• [Verilen Metin]
──────────

Hava kararmış vakit akşamla yatsı arasındaydı. Turnikelerin önünde dikilen güvenlik görevlisine selam verdim. Başıyla selamımı aldı, sevindim. Bu devirde selamını alacak adam bulmak da zor vesselam. Merdivenlerden yavaş yavaş indim. Önce rüzgârı, sonra kornası, en son da kendisi geldi metronun. İlk duraktan bindiğim için şimdilik sakindi, bindiğim kapının hemen karşısındaki koltuğa oturdum. Çaprazıma da 60’lı yaşlarında boylu poslu, kalıplı bir bey oturdu. Modası çoktan geçmiş bir kot pantolon, uzun süredir boyanmadığı için kendi rengini unutmuş bir kundura üzerinde de dirsekleri solmuş bir deri ceket giymişti.
Akşam saatlerinde insanlar toplu taşımayı genelde mecburiyetten kullanırlar. Hepsinin ayrı bir hikâyesi olduğu aşikâr. Ben ise o hikâyeleri tahmin etmeye çalışır, kendimce çıkarımlarda bulunurum… Bu hikâyemiz de böyle bir akşamda başladı.

──────────

• [Yönerge A]
Metro anlatısında "Akşam saatlerinde insanlar" ile "bir akşamda başladı." arasındaki bölümü, ikisi de dahil olmak üzere, "toplu taşımayı" ifadesini "metroyu" ile değiştirerek yeniden yazın.
• [Yönerge B]
Metro anlatısına göre aşağıdaki soruları yanıtlayın:
(i) Güvenlik görevlisi anlatıcının selamına nasıl karşılık verdi?
(ii) Anlatıcının çaprazına oturan bey kaç yaşlarındaydı?
(iii) İnsanlar akşam saatlerinde toplu taşımayı genelde neden kullanır?
Sonraki satırlar farklı bir kaynaktan alınmıştır.

──────────

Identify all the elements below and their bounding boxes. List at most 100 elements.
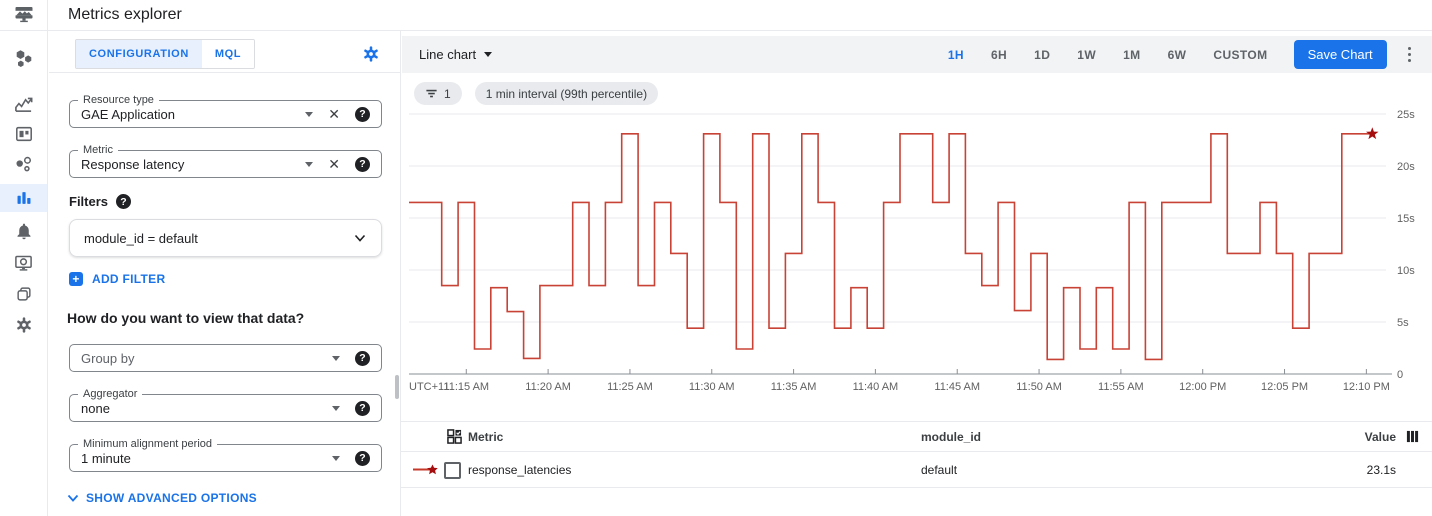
series-table-header: Metric module_id Value <box>401 421 1432 452</box>
chart-type-label: Line chart <box>419 47 477 62</box>
latency-step-line <box>409 133 1372 361</box>
help-icon[interactable] <box>355 450 370 466</box>
dropdown-arrow-icon[interactable] <box>332 405 340 411</box>
toggle-visibility-icon[interactable] <box>447 429 462 447</box>
monitoring-product-icon[interactable] <box>0 0 48 30</box>
tab-mql[interactable]: MQL <box>201 40 255 68</box>
save-chart-button[interactable]: Save Chart <box>1293 40 1387 69</box>
nav-rail <box>0 31 48 516</box>
filters-heading-label: Filters <box>69 194 109 209</box>
chevron-down-icon[interactable] <box>353 231 367 245</box>
series-value: 23.1s <box>1366 462 1396 477</box>
nav-dashboards[interactable] <box>0 120 47 148</box>
clear-icon[interactable] <box>328 157 340 171</box>
chart-toolbar: Line chart 1H 6H 1D 1W 1M 6W CUSTOM Save… <box>402 36 1432 73</box>
metric-select[interactable]: Metric Response latency <box>69 144 382 178</box>
series-checkbox[interactable] <box>444 462 461 479</box>
nav-monitoring-overview[interactable] <box>0 44 47 72</box>
gear-icon <box>16 317 31 333</box>
chevron-down-icon <box>67 494 79 502</box>
view-data-heading: How do you want to view that data? <box>67 310 305 326</box>
svg-text:25s: 25s <box>1397 109 1415 121</box>
interval-chip[interactable]: 1 min interval (99th percentile) <box>474 82 659 105</box>
dropdown-arrow-icon[interactable] <box>305 161 314 167</box>
dropdown-arrow-icon[interactable] <box>332 455 340 461</box>
show-advanced-label: SHOW ADVANCED OPTIONS <box>86 491 257 505</box>
nav-settings[interactable] <box>0 311 47 339</box>
dropdown-arrow-icon[interactable] <box>332 355 340 361</box>
help-icon[interactable] <box>355 400 370 416</box>
add-filter-label: ADD FILTER <box>92 272 166 286</box>
resource-type-value: GAE Application <box>81 106 175 122</box>
aggregator-label: Aggregator <box>78 388 143 400</box>
filter-expression-text: module_id = default <box>84 230 198 246</box>
range-1d[interactable]: 1D <box>1034 47 1051 62</box>
latency-line-chart[interactable]: 25s 20s 15s 10s 5s 0 11:15 AM 11:20 AM 11:25 AM 1… <box>401 101 1432 411</box>
aggregator-select[interactable]: Aggregator none <box>69 388 382 422</box>
hex-cluster-icon <box>16 50 31 67</box>
more-options-kebab-icon[interactable] <box>1404 43 1415 66</box>
min-alignment-value: 1 minute <box>81 450 131 466</box>
range-1m[interactable]: 1M <box>1123 47 1141 62</box>
series-legend-mark <box>413 463 439 479</box>
range-1h[interactable]: 1H <box>947 47 964 62</box>
help-icon[interactable] <box>355 156 370 172</box>
svg-text:11:35 AM: 11:35 AM <box>771 381 817 393</box>
plus-icon <box>69 272 83 286</box>
svg-text:20s: 20s <box>1397 161 1415 173</box>
resource-type-select[interactable]: Resource type GAE Application <box>69 94 382 128</box>
time-range-buttons: 1H 6H 1D 1W 1M 6W CUSTOM <box>948 48 1268 62</box>
nav-groups[interactable] <box>0 280 47 308</box>
nav-services[interactable] <box>0 150 47 178</box>
range-6w[interactable]: 6W <box>1167 47 1187 62</box>
group-by-select[interactable]: Group by <box>69 344 382 372</box>
config-scrollbar-thumb[interactable] <box>395 375 399 399</box>
uptime-monitor-icon <box>15 255 32 271</box>
svg-text:11:55 AM: 11:55 AM <box>1098 381 1144 393</box>
value-column-header: Value <box>1364 429 1396 444</box>
help-icon[interactable] <box>116 194 132 209</box>
show-advanced-options[interactable]: SHOW ADVANCED OPTIONS <box>67 491 257 505</box>
table-row[interactable]: response_latencies default 23.1s <box>401 452 1432 488</box>
metric-label: Metric <box>78 144 118 156</box>
configuration-panel: CONFIGURATION MQL Resource type GAE Appl… <box>49 31 400 516</box>
help-icon[interactable] <box>355 350 370 366</box>
config-settings-gear[interactable] <box>362 45 380 63</box>
bar-chart-icon <box>17 192 30 204</box>
filter-count-chip[interactable]: 1 <box>414 82 462 105</box>
svg-text:11:30 AM: 11:30 AM <box>689 381 735 393</box>
tab-configuration[interactable]: CONFIGURATION <box>76 40 202 68</box>
chart-panel: Line chart 1H 6H 1D 1W 1M 6W CUSTOM Save… <box>400 31 1432 516</box>
filter-expression[interactable]: module_id = default <box>69 219 382 257</box>
column-selector-icon[interactable] <box>1406 430 1419 446</box>
help-icon[interactable] <box>355 106 370 122</box>
bell-icon <box>17 223 30 240</box>
add-filter-button[interactable]: ADD FILTER <box>69 272 165 286</box>
min-alignment-select[interactable]: Minimum alignment period 1 minute <box>69 438 382 472</box>
nav-metrics[interactable] <box>0 90 47 118</box>
clear-icon[interactable] <box>328 107 340 121</box>
nav-uptime-checks[interactable] <box>0 249 47 277</box>
svg-text:15s: 15s <box>1397 213 1415 225</box>
metric-value: Response latency <box>81 156 185 172</box>
nav-metrics-explorer[interactable] <box>0 184 47 212</box>
end-star-marker <box>1366 127 1379 140</box>
group-by-placeholder: Group by <box>81 350 135 366</box>
min-alignment-label: Minimum alignment period <box>78 438 217 450</box>
filters-heading: Filters <box>69 194 132 209</box>
filter-list-icon <box>426 89 437 98</box>
range-6h[interactable]: 6H <box>990 47 1008 62</box>
svg-text:UTC+11: UTC+11 <box>409 381 449 393</box>
services-dots-icon <box>16 156 32 171</box>
gear-icon <box>364 46 378 62</box>
nav-alerting[interactable] <box>0 217 47 245</box>
svg-text:12:00 PM: 12:00 PM <box>1179 381 1226 393</box>
dropdown-arrow-icon[interactable] <box>305 111 314 117</box>
svg-text:0: 0 <box>1397 369 1403 381</box>
trend-chart-icon <box>15 97 33 112</box>
series-table: Metric module_id Value response_latencie… <box>401 421 1432 488</box>
range-1w[interactable]: 1W <box>1077 47 1097 62</box>
chart-type-dropdown[interactable]: Line chart <box>419 47 493 62</box>
series-metric-name: response_latencies <box>468 462 572 477</box>
range-custom[interactable]: CUSTOM <box>1213 47 1268 62</box>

──────────

• [Alıştırma Çıktısı A]
Akşam saatlerinde insanlar metroyu genelde mecburiyetten kullanırlar. Hepsinin ayrı bir hikâyesi olduğu aşikâr. Ben ise o hikâyeleri tahmin etmeye çalışır, kendimce çıkarımlarda bulunurum… Bu hikâyemiz de böyle bir akşamda başladı.

• [Alıştırma Çıktısı B]
(i) Başıyla selamını aldı.
(ii) 60'lı yaşlarındaydı.
(iii) Mecburiyetten kullanırlar.